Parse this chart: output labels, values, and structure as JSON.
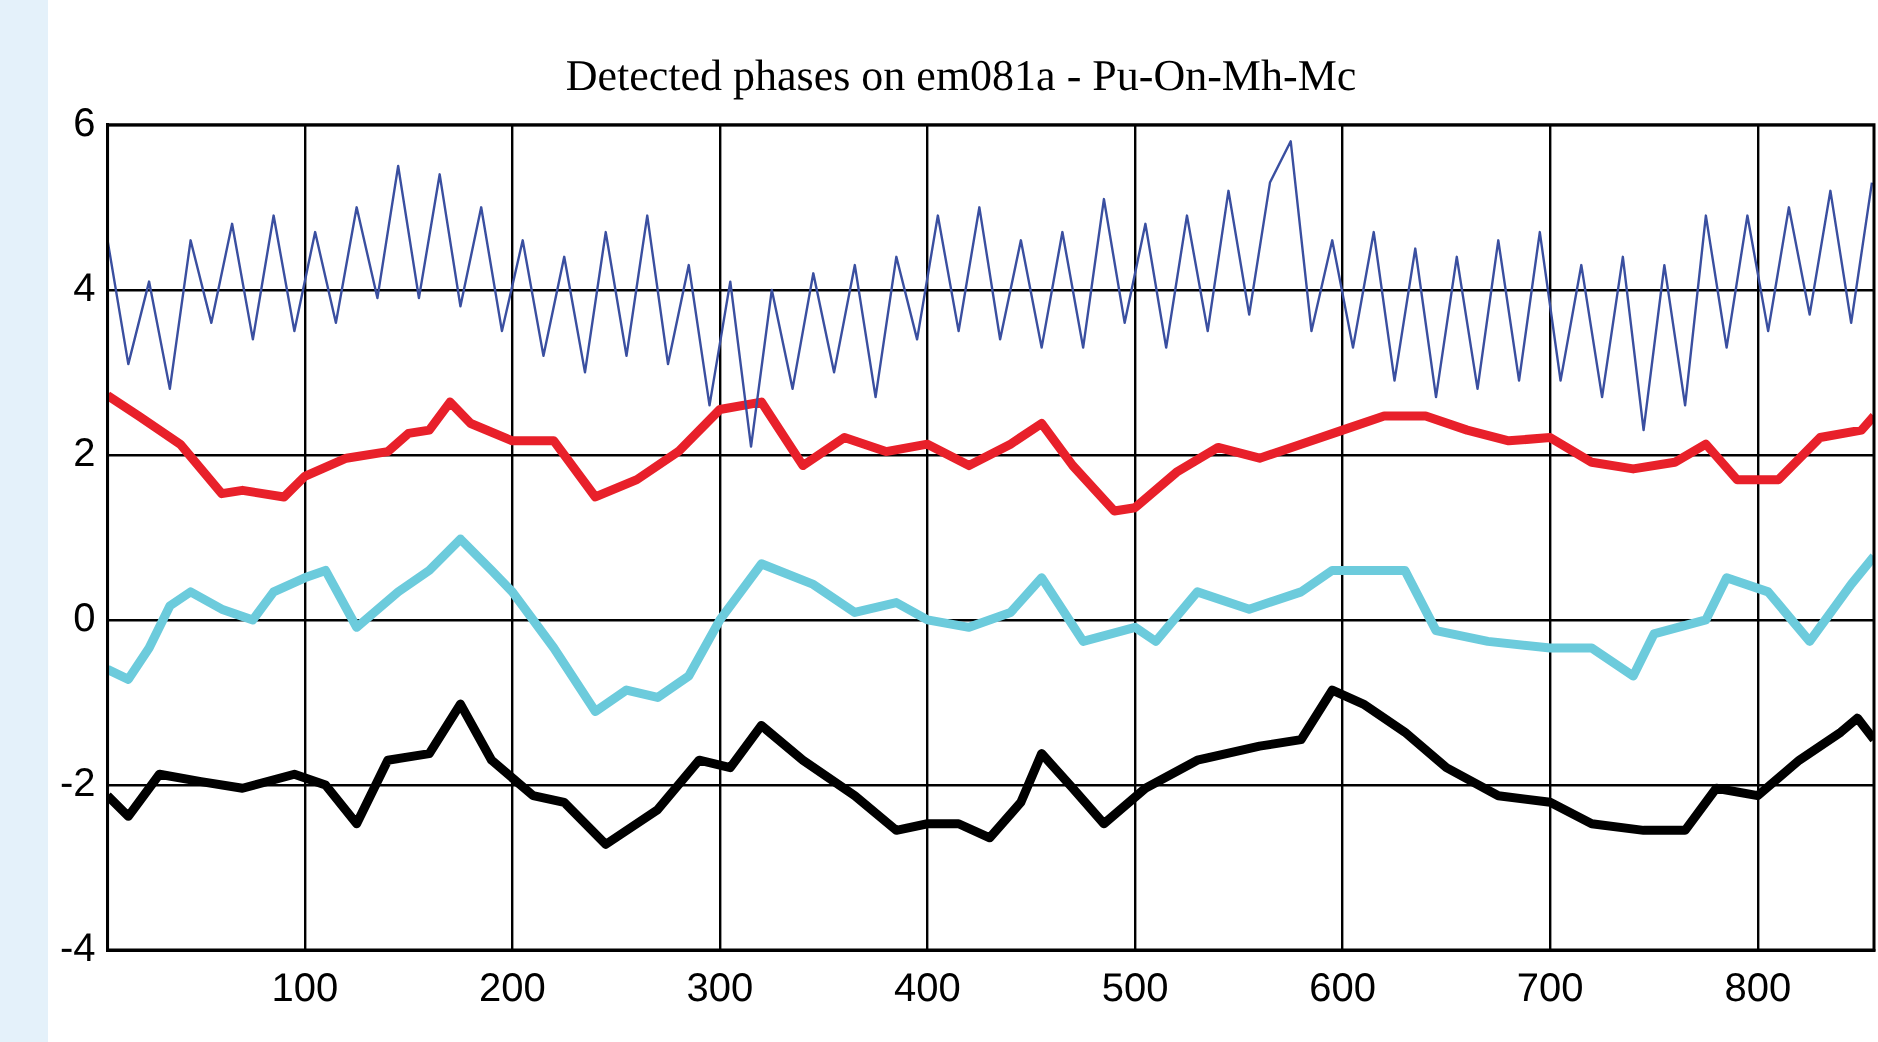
{
  "chart_data": {
    "type": "line",
    "title": "Detected phases on em081a - Pu-On-Mh-Mc",
    "xlim": [
      5,
      856
    ],
    "ylim": [
      -4,
      6
    ],
    "xticks": [
      100,
      200,
      300,
      400,
      500,
      600,
      700,
      800
    ],
    "yticks": [
      -4,
      -2,
      0,
      2,
      4,
      6
    ],
    "grid": true,
    "legend": false,
    "marker": "none",
    "line_style": "solid",
    "series": [
      {
        "color": "#3a4fa0",
        "x": [
          5,
          15,
          25,
          35,
          45,
          55,
          65,
          75,
          85,
          95,
          105,
          115,
          125,
          135,
          145,
          155,
          165,
          175,
          185,
          195,
          205,
          215,
          225,
          235,
          245,
          255,
          265,
          275,
          285,
          295,
          305,
          315,
          325,
          335,
          345,
          355,
          365,
          375,
          385,
          395,
          405,
          415,
          425,
          435,
          445,
          455,
          465,
          475,
          485,
          495,
          505,
          515,
          525,
          535,
          545,
          555,
          565,
          575,
          585,
          595,
          605,
          615,
          625,
          635,
          645,
          655,
          665,
          675,
          685,
          695,
          705,
          715,
          725,
          735,
          745,
          755,
          765,
          775,
          785,
          795,
          805,
          815,
          825,
          835,
          845,
          855
        ],
        "values": [
          4.6,
          3.1,
          4.1,
          2.8,
          4.6,
          3.6,
          4.8,
          3.4,
          4.9,
          3.5,
          4.7,
          3.6,
          5.0,
          3.9,
          5.5,
          3.9,
          5.4,
          3.8,
          5.0,
          3.5,
          4.6,
          3.2,
          4.4,
          3.0,
          4.7,
          3.2,
          4.9,
          3.1,
          4.3,
          2.6,
          4.1,
          2.1,
          4.0,
          2.8,
          4.2,
          3.0,
          4.3,
          2.7,
          4.4,
          3.4,
          4.9,
          3.5,
          5.0,
          3.4,
          4.6,
          3.3,
          4.7,
          3.3,
          5.1,
          3.6,
          4.8,
          3.3,
          4.9,
          3.5,
          5.2,
          3.7,
          5.3,
          5.8,
          3.5,
          4.6,
          3.3,
          4.7,
          2.9,
          4.5,
          2.7,
          4.4,
          2.8,
          4.6,
          2.9,
          4.7,
          2.9,
          4.3,
          2.7,
          4.4,
          2.3,
          4.3,
          2.6,
          4.9,
          3.3,
          4.9,
          3.5,
          5.0,
          3.7,
          5.2,
          3.6,
          5.3
        ]
      },
      {
        "color": "#e8202a",
        "x": [
          5,
          20,
          40,
          60,
          70,
          90,
          100,
          120,
          140,
          150,
          160,
          170,
          180,
          200,
          220,
          240,
          260,
          280,
          300,
          320,
          340,
          360,
          380,
          400,
          420,
          440,
          455,
          470,
          490,
          500,
          520,
          540,
          560,
          580,
          600,
          620,
          640,
          660,
          680,
          700,
          720,
          740,
          760,
          775,
          790,
          810,
          830,
          850,
          856
        ],
        "values": [
          2.72,
          2.47,
          2.13,
          1.53,
          1.57,
          1.49,
          1.74,
          1.96,
          2.04,
          2.26,
          2.3,
          2.64,
          2.38,
          2.17,
          2.17,
          1.49,
          1.7,
          2.04,
          2.55,
          2.64,
          1.87,
          2.21,
          2.04,
          2.13,
          1.87,
          2.13,
          2.38,
          1.87,
          1.32,
          1.36,
          1.79,
          2.09,
          1.96,
          2.13,
          2.3,
          2.47,
          2.47,
          2.3,
          2.17,
          2.21,
          1.91,
          1.83,
          1.91,
          2.13,
          1.7,
          1.7,
          2.21,
          2.3,
          2.47
        ]
      },
      {
        "color": "#6ccbdc",
        "x": [
          5,
          15,
          25,
          35,
          45,
          60,
          75,
          85,
          100,
          110,
          125,
          145,
          160,
          175,
          190,
          200,
          220,
          240,
          255,
          270,
          285,
          300,
          320,
          345,
          365,
          385,
          400,
          420,
          440,
          455,
          475,
          500,
          510,
          530,
          555,
          580,
          595,
          620,
          630,
          645,
          670,
          700,
          720,
          740,
          750,
          775,
          785,
          805,
          825,
          845,
          856
        ],
        "values": [
          -0.6,
          -0.72,
          -0.34,
          0.17,
          0.34,
          0.13,
          0,
          0.34,
          0.51,
          0.6,
          -0.09,
          0.34,
          0.6,
          0.98,
          0.6,
          0.34,
          -0.34,
          -1.11,
          -0.85,
          -0.94,
          -0.68,
          0,
          0.68,
          0.43,
          0.09,
          0.21,
          0,
          -0.09,
          0.09,
          0.51,
          -0.26,
          -0.09,
          -0.26,
          0.34,
          0.13,
          0.34,
          0.6,
          0.6,
          0.6,
          -0.13,
          -0.26,
          -0.34,
          -0.34,
          -0.68,
          -0.17,
          0,
          0.51,
          0.34,
          -0.26,
          0.43,
          0.77
        ]
      },
      {
        "color": "#000000",
        "x": [
          5,
          15,
          30,
          50,
          70,
          95,
          110,
          125,
          140,
          160,
          175,
          190,
          210,
          225,
          245,
          270,
          290,
          305,
          320,
          340,
          365,
          385,
          400,
          415,
          430,
          445,
          455,
          470,
          485,
          505,
          530,
          560,
          580,
          595,
          610,
          630,
          650,
          675,
          700,
          720,
          745,
          765,
          780,
          800,
          820,
          840,
          848,
          856
        ],
        "values": [
          -2.13,
          -2.38,
          -1.87,
          -1.96,
          -2.04,
          -1.87,
          -2.0,
          -2.47,
          -1.7,
          -1.62,
          -1.02,
          -1.7,
          -2.13,
          -2.21,
          -2.72,
          -2.3,
          -1.7,
          -1.79,
          -1.28,
          -1.7,
          -2.13,
          -2.55,
          -2.47,
          -2.47,
          -2.64,
          -2.21,
          -1.62,
          -2.04,
          -2.47,
          -2.04,
          -1.7,
          -1.53,
          -1.45,
          -0.85,
          -1.02,
          -1.36,
          -1.79,
          -2.13,
          -2.21,
          -2.47,
          -2.55,
          -2.55,
          -2.04,
          -2.13,
          -1.7,
          -1.36,
          -1.19,
          -1.45
        ]
      }
    ]
  }
}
◆ ◆ ◆ ◆ ◆
* [PROMPT] Nothing but the pictures may be dropped; output the records above exactly.

* [REPLY TO THE TASK]
Parse this chart: output labels, values, and structure as JSON.
{
  "chart_data": {
    "type": "line",
    "title": "Detected phases on em081a - Pu-On-Mh-Mc",
    "xlim": [
      5,
      856
    ],
    "ylim": [
      -4,
      6
    ],
    "xticks": [
      100,
      200,
      300,
      400,
      500,
      600,
      700,
      800
    ],
    "yticks": [
      -4,
      -2,
      0,
      2,
      4,
      6
    ],
    "grid": true,
    "legend": false,
    "marker": "none",
    "line_style": "solid",
    "series": [
      {
        "color": "#3a4fa0",
        "x": [
          5,
          15,
          25,
          35,
          45,
          55,
          65,
          75,
          85,
          95,
          105,
          115,
          125,
          135,
          145,
          155,
          165,
          175,
          185,
          195,
          205,
          215,
          225,
          235,
          245,
          255,
          265,
          275,
          285,
          295,
          305,
          315,
          325,
          335,
          345,
          355,
          365,
          375,
          385,
          395,
          405,
          415,
          425,
          435,
          445,
          455,
          465,
          475,
          485,
          495,
          505,
          515,
          525,
          535,
          545,
          555,
          565,
          575,
          585,
          595,
          605,
          615,
          625,
          635,
          645,
          655,
          665,
          675,
          685,
          695,
          705,
          715,
          725,
          735,
          745,
          755,
          765,
          775,
          785,
          795,
          805,
          815,
          825,
          835,
          845,
          855
        ],
        "values": [
          4.6,
          3.1,
          4.1,
          2.8,
          4.6,
          3.6,
          4.8,
          3.4,
          4.9,
          3.5,
          4.7,
          3.6,
          5.0,
          3.9,
          5.5,
          3.9,
          5.4,
          3.8,
          5.0,
          3.5,
          4.6,
          3.2,
          4.4,
          3.0,
          4.7,
          3.2,
          4.9,
          3.1,
          4.3,
          2.6,
          4.1,
          2.1,
          4.0,
          2.8,
          4.2,
          3.0,
          4.3,
          2.7,
          4.4,
          3.4,
          4.9,
          3.5,
          5.0,
          3.4,
          4.6,
          3.3,
          4.7,
          3.3,
          5.1,
          3.6,
          4.8,
          3.3,
          4.9,
          3.5,
          5.2,
          3.7,
          5.3,
          5.8,
          3.5,
          4.6,
          3.3,
          4.7,
          2.9,
          4.5,
          2.7,
          4.4,
          2.8,
          4.6,
          2.9,
          4.7,
          2.9,
          4.3,
          2.7,
          4.4,
          2.3,
          4.3,
          2.6,
          4.9,
          3.3,
          4.9,
          3.5,
          5.0,
          3.7,
          5.2,
          3.6,
          5.3
        ]
      },
      {
        "color": "#e8202a",
        "x": [
          5,
          20,
          40,
          60,
          70,
          90,
          100,
          120,
          140,
          150,
          160,
          170,
          180,
          200,
          220,
          240,
          260,
          280,
          300,
          320,
          340,
          360,
          380,
          400,
          420,
          440,
          455,
          470,
          490,
          500,
          520,
          540,
          560,
          580,
          600,
          620,
          640,
          660,
          680,
          700,
          720,
          740,
          760,
          775,
          790,
          810,
          830,
          850,
          856
        ],
        "values": [
          2.72,
          2.47,
          2.13,
          1.53,
          1.57,
          1.49,
          1.74,
          1.96,
          2.04,
          2.26,
          2.3,
          2.64,
          2.38,
          2.17,
          2.17,
          1.49,
          1.7,
          2.04,
          2.55,
          2.64,
          1.87,
          2.21,
          2.04,
          2.13,
          1.87,
          2.13,
          2.38,
          1.87,
          1.32,
          1.36,
          1.79,
          2.09,
          1.96,
          2.13,
          2.3,
          2.47,
          2.47,
          2.3,
          2.17,
          2.21,
          1.91,
          1.83,
          1.91,
          2.13,
          1.7,
          1.7,
          2.21,
          2.3,
          2.47
        ]
      },
      {
        "color": "#6ccbdc",
        "x": [
          5,
          15,
          25,
          35,
          45,
          60,
          75,
          85,
          100,
          110,
          125,
          145,
          160,
          175,
          190,
          200,
          220,
          240,
          255,
          270,
          285,
          300,
          320,
          345,
          365,
          385,
          400,
          420,
          440,
          455,
          475,
          500,
          510,
          530,
          555,
          580,
          595,
          620,
          630,
          645,
          670,
          700,
          720,
          740,
          750,
          775,
          785,
          805,
          825,
          845,
          856
        ],
        "values": [
          -0.6,
          -0.72,
          -0.34,
          0.17,
          0.34,
          0.13,
          0,
          0.34,
          0.51,
          0.6,
          -0.09,
          0.34,
          0.6,
          0.98,
          0.6,
          0.34,
          -0.34,
          -1.11,
          -0.85,
          -0.94,
          -0.68,
          0,
          0.68,
          0.43,
          0.09,
          0.21,
          0,
          -0.09,
          0.09,
          0.51,
          -0.26,
          -0.09,
          -0.26,
          0.34,
          0.13,
          0.34,
          0.6,
          0.6,
          0.6,
          -0.13,
          -0.26,
          -0.34,
          -0.34,
          -0.68,
          -0.17,
          0,
          0.51,
          0.34,
          -0.26,
          0.43,
          0.77
        ]
      },
      {
        "color": "#000000",
        "x": [
          5,
          15,
          30,
          50,
          70,
          95,
          110,
          125,
          140,
          160,
          175,
          190,
          210,
          225,
          245,
          270,
          290,
          305,
          320,
          340,
          365,
          385,
          400,
          415,
          430,
          445,
          455,
          470,
          485,
          505,
          530,
          560,
          580,
          595,
          610,
          630,
          650,
          675,
          700,
          720,
          745,
          765,
          780,
          800,
          820,
          840,
          848,
          856
        ],
        "values": [
          -2.13,
          -2.38,
          -1.87,
          -1.96,
          -2.04,
          -1.87,
          -2.0,
          -2.47,
          -1.7,
          -1.62,
          -1.02,
          -1.7,
          -2.13,
          -2.21,
          -2.72,
          -2.3,
          -1.7,
          -1.79,
          -1.28,
          -1.7,
          -2.13,
          -2.55,
          -2.47,
          -2.47,
          -2.64,
          -2.21,
          -1.62,
          -2.04,
          -2.47,
          -2.04,
          -1.7,
          -1.53,
          -1.45,
          -0.85,
          -1.02,
          -1.36,
          -1.79,
          -2.13,
          -2.21,
          -2.47,
          -2.55,
          -2.55,
          -2.04,
          -2.13,
          -1.7,
          -1.36,
          -1.19,
          -1.45
        ]
      }
    ]
  }
}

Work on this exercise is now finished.